The required result is the exact run of lines beginning at the one containing "Serialize everything readable" and ending at the last line of the entries.
--- Begin ---
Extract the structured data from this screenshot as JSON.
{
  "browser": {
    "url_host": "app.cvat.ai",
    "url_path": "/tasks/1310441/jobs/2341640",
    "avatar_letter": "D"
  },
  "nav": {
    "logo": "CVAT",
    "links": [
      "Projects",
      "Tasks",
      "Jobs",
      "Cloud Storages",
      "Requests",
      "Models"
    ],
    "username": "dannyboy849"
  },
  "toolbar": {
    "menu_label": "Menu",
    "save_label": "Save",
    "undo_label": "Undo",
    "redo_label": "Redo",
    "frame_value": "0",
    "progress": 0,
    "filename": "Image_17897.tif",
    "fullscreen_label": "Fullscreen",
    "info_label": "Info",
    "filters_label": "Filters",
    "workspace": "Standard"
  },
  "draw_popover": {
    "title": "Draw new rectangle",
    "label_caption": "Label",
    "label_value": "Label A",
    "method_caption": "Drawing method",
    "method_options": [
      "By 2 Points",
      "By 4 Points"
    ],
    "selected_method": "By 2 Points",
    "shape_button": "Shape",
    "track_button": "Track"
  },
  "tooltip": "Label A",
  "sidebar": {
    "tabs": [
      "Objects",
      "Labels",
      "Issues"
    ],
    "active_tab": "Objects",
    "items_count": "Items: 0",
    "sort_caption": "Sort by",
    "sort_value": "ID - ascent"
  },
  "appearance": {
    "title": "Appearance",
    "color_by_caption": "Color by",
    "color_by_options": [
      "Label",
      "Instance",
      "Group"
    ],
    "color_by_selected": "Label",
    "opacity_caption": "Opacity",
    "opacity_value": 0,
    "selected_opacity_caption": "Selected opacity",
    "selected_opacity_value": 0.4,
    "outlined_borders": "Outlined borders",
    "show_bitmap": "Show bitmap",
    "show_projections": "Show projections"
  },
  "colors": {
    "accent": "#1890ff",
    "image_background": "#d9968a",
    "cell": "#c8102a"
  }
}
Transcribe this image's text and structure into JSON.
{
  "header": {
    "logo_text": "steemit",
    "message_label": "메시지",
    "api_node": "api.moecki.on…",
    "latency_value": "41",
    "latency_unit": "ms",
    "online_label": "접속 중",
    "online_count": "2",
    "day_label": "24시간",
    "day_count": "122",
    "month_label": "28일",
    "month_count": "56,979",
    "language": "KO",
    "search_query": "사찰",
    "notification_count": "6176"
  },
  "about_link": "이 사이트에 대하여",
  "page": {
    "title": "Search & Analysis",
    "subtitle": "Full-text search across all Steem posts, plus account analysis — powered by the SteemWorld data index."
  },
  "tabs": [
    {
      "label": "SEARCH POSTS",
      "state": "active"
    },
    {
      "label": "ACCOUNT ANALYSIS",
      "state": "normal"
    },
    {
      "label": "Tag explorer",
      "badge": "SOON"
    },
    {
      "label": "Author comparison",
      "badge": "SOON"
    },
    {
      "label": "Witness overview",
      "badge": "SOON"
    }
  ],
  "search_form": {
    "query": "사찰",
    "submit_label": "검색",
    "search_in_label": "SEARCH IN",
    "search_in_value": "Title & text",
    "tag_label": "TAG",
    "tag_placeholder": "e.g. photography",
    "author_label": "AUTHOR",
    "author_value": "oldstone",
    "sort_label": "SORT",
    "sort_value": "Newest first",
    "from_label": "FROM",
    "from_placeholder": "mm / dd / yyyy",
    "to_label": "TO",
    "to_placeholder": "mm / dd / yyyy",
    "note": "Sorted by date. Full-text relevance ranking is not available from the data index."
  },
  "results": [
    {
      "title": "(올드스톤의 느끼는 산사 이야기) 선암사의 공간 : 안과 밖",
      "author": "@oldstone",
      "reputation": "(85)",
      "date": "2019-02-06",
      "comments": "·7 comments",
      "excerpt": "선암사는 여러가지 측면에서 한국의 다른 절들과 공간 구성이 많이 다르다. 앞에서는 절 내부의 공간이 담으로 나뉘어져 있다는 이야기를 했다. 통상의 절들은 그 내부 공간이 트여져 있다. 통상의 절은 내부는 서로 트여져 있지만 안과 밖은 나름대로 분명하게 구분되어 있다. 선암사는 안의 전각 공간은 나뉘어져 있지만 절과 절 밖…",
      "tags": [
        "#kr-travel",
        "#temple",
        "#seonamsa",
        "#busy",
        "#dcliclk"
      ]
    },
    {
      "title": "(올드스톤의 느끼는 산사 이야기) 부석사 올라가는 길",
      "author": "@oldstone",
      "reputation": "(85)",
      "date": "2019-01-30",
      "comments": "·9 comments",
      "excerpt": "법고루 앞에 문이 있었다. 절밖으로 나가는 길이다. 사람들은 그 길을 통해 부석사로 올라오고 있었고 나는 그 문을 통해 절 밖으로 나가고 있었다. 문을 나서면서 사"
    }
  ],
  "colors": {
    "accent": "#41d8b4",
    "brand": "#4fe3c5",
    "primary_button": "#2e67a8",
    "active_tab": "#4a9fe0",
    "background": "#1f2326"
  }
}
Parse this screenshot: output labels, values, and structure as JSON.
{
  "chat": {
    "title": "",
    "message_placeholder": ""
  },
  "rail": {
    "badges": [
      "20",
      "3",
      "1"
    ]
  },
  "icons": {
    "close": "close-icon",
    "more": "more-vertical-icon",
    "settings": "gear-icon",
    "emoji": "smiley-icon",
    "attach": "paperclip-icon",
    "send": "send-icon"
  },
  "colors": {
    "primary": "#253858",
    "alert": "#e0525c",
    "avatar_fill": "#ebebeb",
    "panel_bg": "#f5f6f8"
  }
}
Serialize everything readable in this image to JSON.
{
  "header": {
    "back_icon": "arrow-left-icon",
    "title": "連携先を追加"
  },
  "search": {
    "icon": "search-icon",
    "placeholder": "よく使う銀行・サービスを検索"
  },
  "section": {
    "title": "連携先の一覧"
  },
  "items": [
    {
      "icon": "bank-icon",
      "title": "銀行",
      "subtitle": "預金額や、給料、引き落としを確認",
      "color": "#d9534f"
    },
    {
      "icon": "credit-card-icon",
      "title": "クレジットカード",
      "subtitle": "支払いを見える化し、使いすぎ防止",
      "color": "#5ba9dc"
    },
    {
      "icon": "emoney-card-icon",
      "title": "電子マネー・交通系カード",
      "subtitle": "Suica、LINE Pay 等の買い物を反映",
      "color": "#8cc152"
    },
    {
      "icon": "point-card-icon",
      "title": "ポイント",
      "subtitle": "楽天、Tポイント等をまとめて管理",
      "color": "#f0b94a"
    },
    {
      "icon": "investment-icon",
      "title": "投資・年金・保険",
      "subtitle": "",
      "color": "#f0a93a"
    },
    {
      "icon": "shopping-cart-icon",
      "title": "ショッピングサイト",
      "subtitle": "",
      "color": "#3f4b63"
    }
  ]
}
--- End ---
_RESPONSE_
Serialize everything readable in this image to JSON.
{
  "header": {
    "back_icon": "arrow-left-icon",
    "title": "連携先を追加"
  },
  "search": {
    "icon": "search-icon",
    "placeholder": "よく使う銀行・サービスを検索"
  },
  "section": {
    "title": "連携先の一覧"
  },
  "items": [
    {
      "icon": "bank-icon",
      "title": "銀行",
      "subtitle": "預金額や、給料、引き落としを確認",
      "color": "#d9534f"
    },
    {
      "icon": "credit-card-icon",
      "title": "クレジットカード",
      "subtitle": "支払いを見える化し、使いすぎ防止",
      "color": "#5ba9dc"
    },
    {
      "icon": "emoney-card-icon",
      "title": "電子マネー・交通系カード",
      "subtitle": "Suica、LINE Pay 等の買い物を反映",
      "color": "#8cc152"
    },
    {
      "icon": "point-card-icon",
      "title": "ポイント",
      "subtitle": "楽天、Tポイント等をまとめて管理",
      "color": "#f0b94a"
    },
    {
      "icon": "investment-icon",
      "title": "投資・年金・保険",
      "subtitle": "",
      "color": "#f0a93a"
    },
    {
      "icon": "shopping-cart-icon",
      "title": "ショッピングサイト",
      "subtitle": "",
      "color": "#3f4b63"
    }
  ]
}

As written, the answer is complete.